Stored records:
══════════
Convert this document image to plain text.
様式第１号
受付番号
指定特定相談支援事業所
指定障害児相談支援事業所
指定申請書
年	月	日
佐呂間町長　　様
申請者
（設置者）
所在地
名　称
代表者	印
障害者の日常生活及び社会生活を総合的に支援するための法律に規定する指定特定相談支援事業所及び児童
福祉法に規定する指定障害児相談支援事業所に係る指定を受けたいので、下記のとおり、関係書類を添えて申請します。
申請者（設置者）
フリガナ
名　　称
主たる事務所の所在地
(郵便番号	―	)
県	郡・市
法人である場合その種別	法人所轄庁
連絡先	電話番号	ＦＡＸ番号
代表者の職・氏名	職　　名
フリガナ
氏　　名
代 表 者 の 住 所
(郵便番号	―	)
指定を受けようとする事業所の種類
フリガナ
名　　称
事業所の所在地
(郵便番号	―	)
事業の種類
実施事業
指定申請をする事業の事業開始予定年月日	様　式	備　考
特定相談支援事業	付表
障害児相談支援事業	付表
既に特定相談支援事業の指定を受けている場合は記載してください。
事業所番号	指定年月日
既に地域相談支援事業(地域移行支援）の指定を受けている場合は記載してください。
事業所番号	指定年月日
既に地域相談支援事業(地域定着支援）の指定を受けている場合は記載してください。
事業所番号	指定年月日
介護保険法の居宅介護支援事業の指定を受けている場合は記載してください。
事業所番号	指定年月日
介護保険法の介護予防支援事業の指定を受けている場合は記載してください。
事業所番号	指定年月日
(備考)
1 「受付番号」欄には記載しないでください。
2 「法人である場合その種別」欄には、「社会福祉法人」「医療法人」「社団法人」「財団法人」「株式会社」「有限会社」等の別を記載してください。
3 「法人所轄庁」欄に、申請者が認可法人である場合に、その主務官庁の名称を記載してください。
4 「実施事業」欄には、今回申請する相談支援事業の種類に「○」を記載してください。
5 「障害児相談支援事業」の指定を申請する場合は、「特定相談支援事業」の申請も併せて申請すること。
══════════
• [Written request]:
Return every entry verbatim.

• [Right answer]:
Convert this document image to plain text.
様式第１号
受付番号
指定特定相談支援事業所
指定障害児相談支援事業所
指定申請書
年	月	日
佐呂間町長　　様
申請者
（設置者）
所在地
名　称
代表者	印
障害者の日常生活及び社会生活を総合的に支援するための法律に規定する指定特定相談支援事業所及び児童
福祉法に規定する指定障害児相談支援事業所に係る指定を受けたいので、下記のとおり、関係書類を添えて申請します。
申請者（設置者）
フリガナ
名　　称
主たる事務所の所在地
(郵便番号	―	)
県	郡・市
法人である場合その種別	法人所轄庁
連絡先	電話番号	ＦＡＸ番号
代表者の職・氏名	職　　名
フリガナ
氏　　名
代 表 者 の 住 所
(郵便番号	―	)
指定を受けようとする事業所の種類
フリガナ
名　　称
事業所の所在地
(郵便番号	―	)
事業の種類
実施事業
指定申請をする事業の事業開始予定年月日	様　式	備　考
特定相談支援事業	付表
障害児相談支援事業	付表
既に特定相談支援事業の指定を受けている場合は記載してください。
事業所番号	指定年月日
既に地域相談支援事業(地域移行支援）の指定を受けている場合は記載してください。
事業所番号	指定年月日
既に地域相談支援事業(地域定着支援）の指定を受けている場合は記載してください。
事業所番号	指定年月日
介護保険法の居宅介護支援事業の指定を受けている場合は記載してください。
事業所番号	指定年月日
介護保険法の介護予防支援事業の指定を受けている場合は記載してください。
事業所番号	指定年月日
(備考)
1 「受付番号」欄には記載しないでください。
2 「法人である場合その種別」欄には、「社会福祉法人」「医療法人」「社団法人」「財団法人」「株式会社」「有限会社」等の別を記載してください。
3 「法人所轄庁」欄に、申請者が認可法人である場合に、その主務官庁の名称を記載してください。
4 「実施事業」欄には、今回申請する相談支援事業の種類に「○」を記載してください。
5 「障害児相談支援事業」の指定を申請する場合は、「特定相談支援事業」の申請も併せて申請すること。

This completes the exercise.